WHAT THE EXERCISE ASKS:
Put every line of the records below into a Markdown table with two columns, No. and Text, where No. is the row number and Text is the line. Skip blank lines, and leave out the pictures.

DATA PROVIDED:
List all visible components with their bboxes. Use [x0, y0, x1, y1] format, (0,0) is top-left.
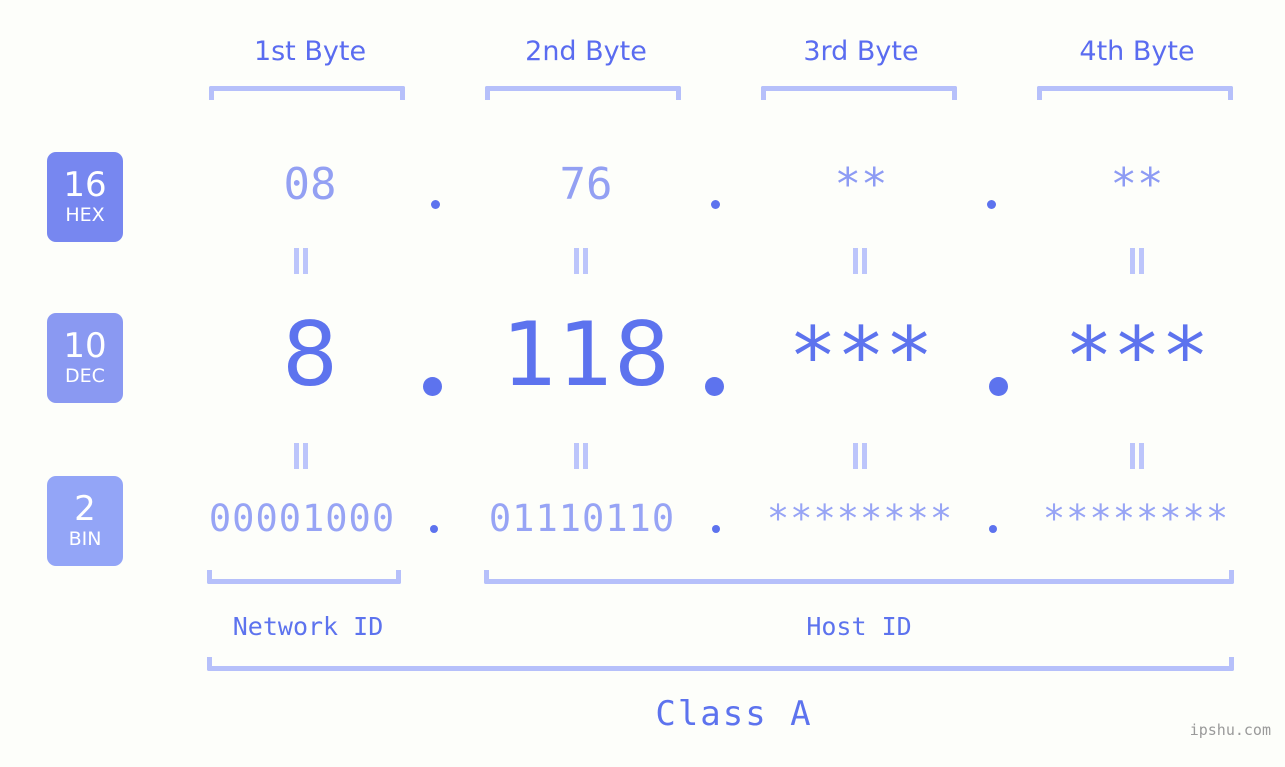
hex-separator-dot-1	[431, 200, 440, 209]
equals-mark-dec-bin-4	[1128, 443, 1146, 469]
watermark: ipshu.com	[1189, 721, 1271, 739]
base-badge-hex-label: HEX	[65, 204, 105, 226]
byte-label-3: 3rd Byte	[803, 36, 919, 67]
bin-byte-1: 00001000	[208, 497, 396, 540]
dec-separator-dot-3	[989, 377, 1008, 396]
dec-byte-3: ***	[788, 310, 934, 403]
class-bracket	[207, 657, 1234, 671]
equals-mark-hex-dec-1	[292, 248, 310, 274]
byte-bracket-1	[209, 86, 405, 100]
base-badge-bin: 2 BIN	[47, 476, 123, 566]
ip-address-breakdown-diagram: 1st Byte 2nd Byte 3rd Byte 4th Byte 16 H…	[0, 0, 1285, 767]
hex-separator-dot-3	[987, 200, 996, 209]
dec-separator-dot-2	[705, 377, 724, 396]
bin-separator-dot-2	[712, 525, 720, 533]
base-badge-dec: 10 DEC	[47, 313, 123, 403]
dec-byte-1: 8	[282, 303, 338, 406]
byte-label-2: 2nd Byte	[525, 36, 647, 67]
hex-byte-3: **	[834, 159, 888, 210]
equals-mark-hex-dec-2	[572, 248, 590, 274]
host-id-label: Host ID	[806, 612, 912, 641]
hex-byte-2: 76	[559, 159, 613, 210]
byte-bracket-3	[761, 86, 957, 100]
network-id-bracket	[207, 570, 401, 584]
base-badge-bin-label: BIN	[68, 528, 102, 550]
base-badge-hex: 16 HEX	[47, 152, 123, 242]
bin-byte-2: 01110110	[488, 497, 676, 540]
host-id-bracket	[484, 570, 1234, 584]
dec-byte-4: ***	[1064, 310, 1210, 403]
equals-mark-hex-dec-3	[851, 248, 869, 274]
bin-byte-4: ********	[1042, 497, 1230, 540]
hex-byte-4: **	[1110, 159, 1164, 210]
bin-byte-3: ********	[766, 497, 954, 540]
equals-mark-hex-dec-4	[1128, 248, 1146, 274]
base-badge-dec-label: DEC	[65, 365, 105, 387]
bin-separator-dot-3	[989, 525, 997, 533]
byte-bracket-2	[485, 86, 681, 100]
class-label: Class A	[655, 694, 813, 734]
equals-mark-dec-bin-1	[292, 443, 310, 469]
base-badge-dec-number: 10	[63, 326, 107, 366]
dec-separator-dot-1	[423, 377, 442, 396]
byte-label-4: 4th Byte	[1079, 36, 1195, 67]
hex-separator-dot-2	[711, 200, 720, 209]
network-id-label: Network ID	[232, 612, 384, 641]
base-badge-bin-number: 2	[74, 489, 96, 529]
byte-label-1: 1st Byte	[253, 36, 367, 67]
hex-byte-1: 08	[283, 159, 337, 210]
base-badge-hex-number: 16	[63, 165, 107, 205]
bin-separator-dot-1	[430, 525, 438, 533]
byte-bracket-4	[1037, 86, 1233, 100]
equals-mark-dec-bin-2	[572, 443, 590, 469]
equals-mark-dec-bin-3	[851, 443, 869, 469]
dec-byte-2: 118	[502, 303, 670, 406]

RESULT BELOW:
| No. | Text |
|---|---|
| 1 | List all visible components with their bboxes. Use [x0, y0, x1, y1] format, (0,0) is top-left. |
| 2 | hex-separator-dot-1	[431, 200, 440, 209] |
| 3 | equals-mark-dec-bin-4	[1128, 443, 1146, 469] |
| 4 | watermark: ipshu.com	[1189, 721, 1271, 739] |
| 5 | base-badge-hex-label: HEX	[65, 204, 105, 226] |
| 6 | byte-label-3: 3rd Byte	[803, 36, 919, 67] |
| 7 | bin-byte-1: 00001000	[208, 497, 396, 540] |
| 8 | dec-separator-dot-3	[989, 377, 1008, 396] |
| 9 | dec-byte-3: ***	[788, 310, 934, 403] |
| 10 | class-bracket	[207, 657, 1234, 671] |
| 11 | equals-mark-hex-dec-1	[292, 248, 310, 274] |
| 12 | byte-bracket-1	[209, 86, 405, 100] |
| 13 | base-badge-bin: 2 BIN	[47, 476, 123, 566] |
| 14 | ip-address-breakdown-diagram: 1st Byte 2nd Byte 3rd Byte 4th Byte 16 H…	[0, 0, 1285, 767] |
| 15 | hex-separator-dot-3	[987, 200, 996, 209] |
| 16 | dec-separator-dot-2	[705, 377, 724, 396] |
| 17 | bin-separator-dot-2	[712, 525, 720, 533] |
| 18 | base-badge-dec: 10 DEC	[47, 313, 123, 403] |
| 19 | dec-byte-1: 8	[282, 303, 338, 406] |
| 20 | byte-label-2: 2nd Byte	[525, 36, 647, 67] |
| 21 | hex-byte-3: **	[834, 159, 888, 210] |
| 22 | equals-mark-hex-dec-2	[572, 248, 590, 274] |
| 23 | host-id-label: Host ID	[806, 612, 912, 641] |
| 24 | hex-byte-2: 76	[559, 159, 613, 210] |
| 25 | byte-bracket-3	[761, 86, 957, 100] |
| 26 | network-id-bracket	[207, 570, 401, 584] |
| 27 | base-badge-bin-label: BIN	[68, 528, 102, 550] |
| 28 | base-badge-hex: 16 HEX	[47, 152, 123, 242] |
| 29 | bin-byte-2: 01110110	[488, 497, 676, 540] |
| 30 | host-id-bracket	[484, 570, 1234, 584] |
| 31 | dec-byte-4: ***	[1064, 310, 1210, 403] |
| 32 | equals-mark-hex-dec-3	[851, 248, 869, 274] |
| 33 | bin-byte-4: ********	[1042, 497, 1230, 540] |
| 34 | hex-byte-4: **	[1110, 159, 1164, 210] |
| 35 | bin-byte-3: ********	[766, 497, 954, 540] |
| 36 | equals-mark-hex-dec-4	[1128, 248, 1146, 274] |
| 37 | base-badge-dec-label: DEC	[65, 365, 105, 387] |
| 38 | bin-separator-dot-3	[989, 525, 997, 533] |
| 39 | byte-bracket-2	[485, 86, 681, 100] |
| 40 | class-label: Class A	[655, 694, 813, 734] |
| 41 | equals-mark-dec-bin-1	[292, 443, 310, 469] |
| 42 | base-badge-dec-number: 10	[63, 326, 107, 366] |
| 43 | dec-separator-dot-1	[423, 377, 442, 396] |
| 44 | byte-label-4: 4th Byte	[1079, 36, 1195, 67] |
| 45 | hex-separator-dot-2	[711, 200, 720, 209] |
| 46 | network-id-label: Network ID	[232, 612, 384, 641] |
| 47 | base-badge-bin-number: 2	[74, 489, 96, 529] |
| 48 | byte-label-1: 1st Byte	[253, 36, 367, 67] |
| 49 | hex-byte-1: 08	[283, 159, 337, 210] |
| 50 | base-badge-hex-number: 16	[63, 165, 107, 205] |
| 51 | bin-separator-dot-1	[430, 525, 438, 533] |
| 52 | byte-bracket-4	[1037, 86, 1233, 100] |
| 53 | equals-mark-dec-bin-2	[572, 443, 590, 469] |
| 54 | equals-mark-dec-bin-3	[851, 443, 869, 469] |
| 55 | dec-byte-2: 118	[502, 303, 670, 406] |